◆ Exercise aim: Rewrite each of the following items, changing every occurrence of "chat-username" to "chat-author" and leaving the rest untouched.

* Begin *

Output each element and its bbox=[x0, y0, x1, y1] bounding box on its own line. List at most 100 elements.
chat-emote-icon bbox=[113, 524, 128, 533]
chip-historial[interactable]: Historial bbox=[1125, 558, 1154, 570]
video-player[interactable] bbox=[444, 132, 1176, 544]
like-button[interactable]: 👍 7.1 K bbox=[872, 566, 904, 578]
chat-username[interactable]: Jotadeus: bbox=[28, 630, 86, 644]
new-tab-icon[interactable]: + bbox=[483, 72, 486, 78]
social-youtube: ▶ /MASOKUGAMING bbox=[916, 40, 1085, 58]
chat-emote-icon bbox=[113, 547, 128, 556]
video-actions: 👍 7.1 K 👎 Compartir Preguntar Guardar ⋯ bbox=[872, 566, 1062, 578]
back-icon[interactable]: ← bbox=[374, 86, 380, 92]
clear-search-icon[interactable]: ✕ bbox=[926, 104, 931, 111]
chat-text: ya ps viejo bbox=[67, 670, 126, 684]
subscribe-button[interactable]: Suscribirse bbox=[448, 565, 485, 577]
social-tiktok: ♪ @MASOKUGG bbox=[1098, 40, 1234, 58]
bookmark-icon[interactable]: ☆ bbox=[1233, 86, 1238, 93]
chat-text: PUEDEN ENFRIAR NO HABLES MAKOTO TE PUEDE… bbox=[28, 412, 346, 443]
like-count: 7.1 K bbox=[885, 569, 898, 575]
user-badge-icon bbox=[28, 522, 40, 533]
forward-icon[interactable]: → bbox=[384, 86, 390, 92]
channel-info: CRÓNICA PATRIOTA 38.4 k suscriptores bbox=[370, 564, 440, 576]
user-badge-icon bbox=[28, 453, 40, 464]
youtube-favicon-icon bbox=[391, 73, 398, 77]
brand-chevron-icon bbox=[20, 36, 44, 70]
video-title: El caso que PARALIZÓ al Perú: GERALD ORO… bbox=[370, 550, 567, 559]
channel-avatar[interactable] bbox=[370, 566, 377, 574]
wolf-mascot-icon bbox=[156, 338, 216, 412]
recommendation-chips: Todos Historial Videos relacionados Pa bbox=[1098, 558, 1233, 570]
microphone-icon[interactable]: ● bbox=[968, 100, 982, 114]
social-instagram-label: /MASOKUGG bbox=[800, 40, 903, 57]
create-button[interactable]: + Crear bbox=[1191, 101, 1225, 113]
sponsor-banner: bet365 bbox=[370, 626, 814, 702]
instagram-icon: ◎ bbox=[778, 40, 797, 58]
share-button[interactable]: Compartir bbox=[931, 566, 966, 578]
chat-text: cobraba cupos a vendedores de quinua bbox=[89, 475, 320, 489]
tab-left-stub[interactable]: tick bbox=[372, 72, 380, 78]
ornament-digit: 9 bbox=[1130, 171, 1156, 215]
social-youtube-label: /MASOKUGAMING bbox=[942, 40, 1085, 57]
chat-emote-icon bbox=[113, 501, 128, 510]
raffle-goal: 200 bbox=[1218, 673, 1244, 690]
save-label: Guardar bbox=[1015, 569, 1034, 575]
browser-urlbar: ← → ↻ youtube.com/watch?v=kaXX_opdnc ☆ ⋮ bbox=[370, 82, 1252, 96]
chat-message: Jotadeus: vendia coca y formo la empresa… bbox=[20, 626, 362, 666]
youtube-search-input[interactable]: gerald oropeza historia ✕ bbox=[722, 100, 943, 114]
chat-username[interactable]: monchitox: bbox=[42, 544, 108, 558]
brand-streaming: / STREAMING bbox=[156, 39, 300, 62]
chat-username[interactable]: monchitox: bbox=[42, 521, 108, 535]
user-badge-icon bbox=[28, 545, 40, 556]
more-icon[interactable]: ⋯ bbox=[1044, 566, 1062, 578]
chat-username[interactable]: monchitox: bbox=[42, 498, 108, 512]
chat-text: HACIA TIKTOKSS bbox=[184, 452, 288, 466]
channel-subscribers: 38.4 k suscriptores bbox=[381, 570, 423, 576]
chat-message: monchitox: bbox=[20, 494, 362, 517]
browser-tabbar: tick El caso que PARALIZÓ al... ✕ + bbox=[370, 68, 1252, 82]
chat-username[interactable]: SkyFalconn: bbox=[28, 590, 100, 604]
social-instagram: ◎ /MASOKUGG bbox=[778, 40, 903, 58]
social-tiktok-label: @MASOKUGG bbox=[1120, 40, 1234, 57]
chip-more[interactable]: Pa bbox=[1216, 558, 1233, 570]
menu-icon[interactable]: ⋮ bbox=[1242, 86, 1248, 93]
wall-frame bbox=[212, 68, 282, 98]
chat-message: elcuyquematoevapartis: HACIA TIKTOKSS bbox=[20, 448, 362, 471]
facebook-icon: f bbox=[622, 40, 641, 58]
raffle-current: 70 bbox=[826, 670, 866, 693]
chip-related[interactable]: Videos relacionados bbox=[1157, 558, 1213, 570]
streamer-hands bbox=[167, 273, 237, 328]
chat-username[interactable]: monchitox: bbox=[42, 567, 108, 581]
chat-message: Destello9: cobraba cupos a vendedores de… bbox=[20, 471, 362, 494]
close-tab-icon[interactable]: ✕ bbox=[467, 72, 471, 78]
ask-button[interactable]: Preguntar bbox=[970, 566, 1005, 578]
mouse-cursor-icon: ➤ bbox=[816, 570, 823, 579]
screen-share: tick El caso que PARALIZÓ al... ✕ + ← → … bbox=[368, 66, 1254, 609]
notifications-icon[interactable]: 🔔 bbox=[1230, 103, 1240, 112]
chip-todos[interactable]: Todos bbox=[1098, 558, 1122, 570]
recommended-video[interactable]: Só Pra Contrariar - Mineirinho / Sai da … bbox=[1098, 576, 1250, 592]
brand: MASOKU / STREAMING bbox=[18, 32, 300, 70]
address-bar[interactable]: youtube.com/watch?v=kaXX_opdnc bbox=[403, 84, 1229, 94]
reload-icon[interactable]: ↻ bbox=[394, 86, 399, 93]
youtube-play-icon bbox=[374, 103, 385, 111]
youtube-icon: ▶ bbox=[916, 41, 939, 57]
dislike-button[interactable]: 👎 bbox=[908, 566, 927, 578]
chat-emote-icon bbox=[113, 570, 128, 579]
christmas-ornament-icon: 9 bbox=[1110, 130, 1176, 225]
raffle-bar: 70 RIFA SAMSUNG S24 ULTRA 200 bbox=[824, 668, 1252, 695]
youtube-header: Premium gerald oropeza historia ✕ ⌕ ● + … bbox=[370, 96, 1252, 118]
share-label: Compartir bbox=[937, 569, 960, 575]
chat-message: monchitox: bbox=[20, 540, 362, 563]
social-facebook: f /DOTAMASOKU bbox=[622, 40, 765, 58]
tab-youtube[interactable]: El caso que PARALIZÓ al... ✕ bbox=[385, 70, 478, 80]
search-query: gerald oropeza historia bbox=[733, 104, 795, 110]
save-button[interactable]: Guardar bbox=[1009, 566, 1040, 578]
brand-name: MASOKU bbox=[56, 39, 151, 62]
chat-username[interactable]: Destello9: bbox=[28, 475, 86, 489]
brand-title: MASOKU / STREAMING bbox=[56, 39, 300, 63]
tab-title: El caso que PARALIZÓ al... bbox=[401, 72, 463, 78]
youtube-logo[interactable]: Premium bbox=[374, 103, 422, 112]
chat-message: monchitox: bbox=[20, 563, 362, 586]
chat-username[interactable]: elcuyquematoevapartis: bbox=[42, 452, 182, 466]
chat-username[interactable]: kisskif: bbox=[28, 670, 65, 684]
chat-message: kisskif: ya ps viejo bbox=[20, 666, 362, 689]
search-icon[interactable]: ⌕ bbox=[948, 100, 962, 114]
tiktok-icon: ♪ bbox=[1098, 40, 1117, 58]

* End *

◆ Answer to this exercise:
Output each element and its bbox=[x0, y0, x1, y1] bounding box on its own line. List at most 100 elements.
chat-emote-icon bbox=[113, 524, 128, 533]
chip-historial[interactable]: Historial bbox=[1125, 558, 1154, 570]
video-player[interactable] bbox=[444, 132, 1176, 544]
like-button[interactable]: 👍 7.1 K bbox=[872, 566, 904, 578]
chat-author[interactable]: Jotadeus: bbox=[28, 630, 86, 644]
new-tab-icon[interactable]: + bbox=[483, 72, 486, 78]
social-youtube: ▶ /MASOKUGAMING bbox=[916, 40, 1085, 58]
chat-emote-icon bbox=[113, 547, 128, 556]
video-actions: 👍 7.1 K 👎 Compartir Preguntar Guardar ⋯ bbox=[872, 566, 1062, 578]
back-icon[interactable]: ← bbox=[374, 86, 380, 92]
clear-search-icon[interactable]: ✕ bbox=[926, 104, 931, 111]
chat-text: ya ps viejo bbox=[67, 670, 126, 684]
subscribe-button[interactable]: Suscribirse bbox=[448, 565, 485, 577]
social-tiktok: ♪ @MASOKUGG bbox=[1098, 40, 1234, 58]
bookmark-icon[interactable]: ☆ bbox=[1233, 86, 1238, 93]
chat-text: PUEDEN ENFRIAR NO HABLES MAKOTO TE PUEDE… bbox=[28, 412, 346, 443]
like-count: 7.1 K bbox=[885, 569, 898, 575]
user-badge-icon bbox=[28, 522, 40, 533]
forward-icon[interactable]: → bbox=[384, 86, 390, 92]
channel-info: CRÓNICA PATRIOTA 38.4 k suscriptores bbox=[370, 564, 440, 576]
user-badge-icon bbox=[28, 453, 40, 464]
youtube-favicon-icon bbox=[391, 73, 398, 77]
brand-chevron-icon bbox=[20, 36, 44, 70]
video-title: El caso que PARALIZÓ al Perú: GERALD ORO… bbox=[370, 550, 567, 559]
channel-avatar[interactable] bbox=[370, 566, 377, 574]
wolf-mascot-icon bbox=[156, 338, 216, 412]
recommendation-chips: Todos Historial Videos relacionados Pa bbox=[1098, 558, 1233, 570]
microphone-icon[interactable]: ● bbox=[968, 100, 982, 114]
social-instagram-label: /MASOKUGG bbox=[800, 40, 903, 57]
create-button[interactable]: + Crear bbox=[1191, 101, 1225, 113]
sponsor-banner: bet365 bbox=[370, 626, 814, 702]
instagram-icon: ◎ bbox=[778, 40, 797, 58]
share-button[interactable]: Compartir bbox=[931, 566, 966, 578]
chat-text: cobraba cupos a vendedores de quinua bbox=[89, 475, 320, 489]
tab-left-stub[interactable]: tick bbox=[372, 72, 380, 78]
ornament-digit: 9 bbox=[1130, 171, 1156, 215]
social-youtube-label: /MASOKUGAMING bbox=[942, 40, 1085, 57]
chat-emote-icon bbox=[113, 501, 128, 510]
raffle-goal: 200 bbox=[1218, 673, 1244, 690]
save-label: Guardar bbox=[1015, 569, 1034, 575]
browser-urlbar: ← → ↻ youtube.com/watch?v=kaXX_opdnc ☆ ⋮ bbox=[370, 82, 1252, 96]
chat-message: Jotadeus: vendia coca y formo la empresa… bbox=[20, 626, 362, 666]
youtube-search-input[interactable]: gerald oropeza historia ✕ bbox=[722, 100, 943, 114]
chat-author[interactable]: monchitox: bbox=[42, 544, 108, 558]
brand-streaming: / STREAMING bbox=[156, 39, 300, 62]
chat-author[interactable]: monchitox: bbox=[42, 521, 108, 535]
user-badge-icon bbox=[28, 545, 40, 556]
more-icon[interactable]: ⋯ bbox=[1044, 566, 1062, 578]
chat-author[interactable]: monchitox: bbox=[42, 498, 108, 512]
chat-text: HACIA TIKTOKSS bbox=[184, 452, 288, 466]
channel-subscribers: 38.4 k suscriptores bbox=[381, 570, 423, 576]
chat-message: monchitox: bbox=[20, 494, 362, 517]
browser-tabbar: tick El caso que PARALIZÓ al... ✕ + bbox=[370, 68, 1252, 82]
chat-author[interactable]: SkyFalconn: bbox=[28, 590, 100, 604]
social-instagram: ◎ /MASOKUGG bbox=[778, 40, 903, 58]
social-tiktok-label: @MASOKUGG bbox=[1120, 40, 1234, 57]
chip-more[interactable]: Pa bbox=[1216, 558, 1233, 570]
menu-icon[interactable]: ⋮ bbox=[1242, 86, 1248, 93]
wall-frame bbox=[212, 68, 282, 98]
chat-message: elcuyquematoevapartis: HACIA TIKTOKSS bbox=[20, 448, 362, 471]
facebook-icon: f bbox=[622, 40, 641, 58]
raffle-current: 70 bbox=[826, 670, 866, 693]
chip-related[interactable]: Videos relacionados bbox=[1157, 558, 1213, 570]
streamer-hands bbox=[167, 273, 237, 328]
chat-author[interactable]: monchitox: bbox=[42, 567, 108, 581]
chat-message: Destello9: cobraba cupos a vendedores de… bbox=[20, 471, 362, 494]
close-tab-icon[interactable]: ✕ bbox=[467, 72, 471, 78]
ask-button[interactable]: Preguntar bbox=[970, 566, 1005, 578]
mouse-cursor-icon: ➤ bbox=[816, 570, 823, 579]
screen-share: tick El caso que PARALIZÓ al... ✕ + ← → … bbox=[368, 66, 1254, 609]
notifications-icon[interactable]: 🔔 bbox=[1230, 103, 1240, 112]
chip-todos[interactable]: Todos bbox=[1098, 558, 1122, 570]
recommended-video[interactable]: Só Pra Contrariar - Mineirinho / Sai da … bbox=[1098, 576, 1250, 592]
brand: MASOKU / STREAMING bbox=[18, 32, 300, 70]
address-bar[interactable]: youtube.com/watch?v=kaXX_opdnc bbox=[403, 84, 1229, 94]
reload-icon[interactable]: ↻ bbox=[394, 86, 399, 93]
youtube-play-icon bbox=[374, 103, 385, 111]
youtube-icon: ▶ bbox=[916, 41, 939, 57]
dislike-button[interactable]: 👎 bbox=[908, 566, 927, 578]
chat-emote-icon bbox=[113, 570, 128, 579]
christmas-ornament-icon: 9 bbox=[1110, 130, 1176, 225]
raffle-bar: 70 RIFA SAMSUNG S24 ULTRA 200 bbox=[824, 668, 1252, 695]
youtube-header: Premium gerald oropeza historia ✕ ⌕ ● + … bbox=[370, 96, 1252, 118]
share-label: Compartir bbox=[937, 569, 960, 575]
chat-message: monchitox: bbox=[20, 540, 362, 563]
social-facebook: f /DOTAMASOKU bbox=[622, 40, 765, 58]
tab-youtube[interactable]: El caso que PARALIZÓ al... ✕ bbox=[385, 70, 478, 80]
search-query: gerald oropeza historia bbox=[733, 104, 795, 110]
save-button[interactable]: Guardar bbox=[1009, 566, 1040, 578]
brand-name: MASOKU bbox=[56, 39, 151, 62]
chat-author[interactable]: Destello9: bbox=[28, 475, 86, 489]
brand-title: MASOKU / STREAMING bbox=[56, 39, 300, 63]
tab-title: El caso que PARALIZÓ al... bbox=[401, 72, 463, 78]
youtube-logo[interactable]: Premium bbox=[374, 103, 422, 112]
chat-message: monchitox: bbox=[20, 563, 362, 586]
chat-author[interactable]: elcuyquematoevapartis: bbox=[42, 452, 182, 466]
chat-author[interactable]: kisskif: bbox=[28, 670, 65, 684]
chat-message: kisskif: ya ps viejo bbox=[20, 666, 362, 689]
search-icon[interactable]: ⌕ bbox=[948, 100, 962, 114]
tiktok-icon: ♪ bbox=[1098, 40, 1117, 58]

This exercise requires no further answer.